+++ Records for this task +++
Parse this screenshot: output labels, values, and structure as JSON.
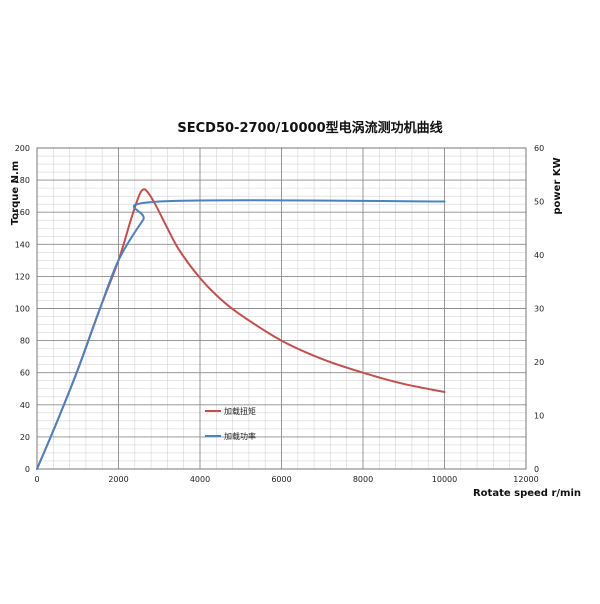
{
  "chart_data": {
    "type": "line",
    "title": "SECD50-2700/10000型电涡流测功机曲线",
    "xlabel": "Rotate speed r/min",
    "ylabel_left": "Torque N.m",
    "ylabel_right": "power KW",
    "xlim": [
      0,
      12000
    ],
    "ylim_left": [
      0,
      200
    ],
    "ylim_right": [
      0,
      60
    ],
    "x_ticks": [
      0,
      2000,
      4000,
      6000,
      8000,
      10000,
      12000
    ],
    "y_left_ticks": [
      0,
      20,
      40,
      60,
      80,
      100,
      120,
      140,
      160,
      180,
      200
    ],
    "y_right_ticks": [
      0,
      10,
      20,
      30,
      40,
      50,
      60
    ],
    "x_minor_step": 400,
    "y_minor_step": 5,
    "grid": true,
    "legend_position": "lower-middle",
    "series": [
      {
        "name": "加载扭矩",
        "axis": "left",
        "color": "#c0504d",
        "points": [
          [
            0,
            0
          ],
          [
            500,
            30
          ],
          [
            1000,
            62
          ],
          [
            1500,
            97
          ],
          [
            2000,
            130
          ],
          [
            2300,
            155
          ],
          [
            2500,
            170
          ],
          [
            2600,
            174
          ],
          [
            2700,
            173
          ],
          [
            2900,
            165
          ],
          [
            3200,
            150
          ],
          [
            3500,
            136
          ],
          [
            4000,
            119
          ],
          [
            4500,
            106
          ],
          [
            5000,
            96
          ],
          [
            6000,
            80
          ],
          [
            7000,
            68.5
          ],
          [
            8000,
            60
          ],
          [
            9000,
            53
          ],
          [
            10000,
            48
          ]
        ]
      },
      {
        "name": "加载功率",
        "axis": "right",
        "color": "#4f81bd",
        "points": [
          [
            0,
            0
          ],
          [
            500,
            9
          ],
          [
            1000,
            18.5
          ],
          [
            1500,
            29
          ],
          [
            2000,
            39
          ],
          [
            2600,
            46.5
          ],
          [
            3000,
            50
          ],
          [
            10000,
            50
          ]
        ]
      }
    ]
  }
}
+++
### Written exercise:
Restate each entry word for word, leaving out any pictures.

### Response:
Parse this screenshot: output labels, values, and structure as JSON.
{
  "chart_data": {
    "type": "line",
    "title": "SECD50-2700/10000型电涡流测功机曲线",
    "xlabel": "Rotate speed r/min",
    "ylabel_left": "Torque N.m",
    "ylabel_right": "power KW",
    "xlim": [
      0,
      12000
    ],
    "ylim_left": [
      0,
      200
    ],
    "ylim_right": [
      0,
      60
    ],
    "x_ticks": [
      0,
      2000,
      4000,
      6000,
      8000,
      10000,
      12000
    ],
    "y_left_ticks": [
      0,
      20,
      40,
      60,
      80,
      100,
      120,
      140,
      160,
      180,
      200
    ],
    "y_right_ticks": [
      0,
      10,
      20,
      30,
      40,
      50,
      60
    ],
    "x_minor_step": 400,
    "y_minor_step": 5,
    "grid": true,
    "legend_position": "lower-middle",
    "series": [
      {
        "name": "加载扭矩",
        "axis": "left",
        "color": "#c0504d",
        "points": [
          [
            0,
            0
          ],
          [
            500,
            30
          ],
          [
            1000,
            62
          ],
          [
            1500,
            97
          ],
          [
            2000,
            130
          ],
          [
            2300,
            155
          ],
          [
            2500,
            170
          ],
          [
            2600,
            174
          ],
          [
            2700,
            173
          ],
          [
            2900,
            165
          ],
          [
            3200,
            150
          ],
          [
            3500,
            136
          ],
          [
            4000,
            119
          ],
          [
            4500,
            106
          ],
          [
            5000,
            96
          ],
          [
            6000,
            80
          ],
          [
            7000,
            68.5
          ],
          [
            8000,
            60
          ],
          [
            9000,
            53
          ],
          [
            10000,
            48
          ]
        ]
      },
      {
        "name": "加载功率",
        "axis": "right",
        "color": "#4f81bd",
        "points": [
          [
            0,
            0
          ],
          [
            500,
            9
          ],
          [
            1000,
            18.5
          ],
          [
            1500,
            29
          ],
          [
            2000,
            39
          ],
          [
            2600,
            46.5
          ],
          [
            3000,
            50
          ],
          [
            10000,
            50
          ]
        ]
      }
    ]
  }
}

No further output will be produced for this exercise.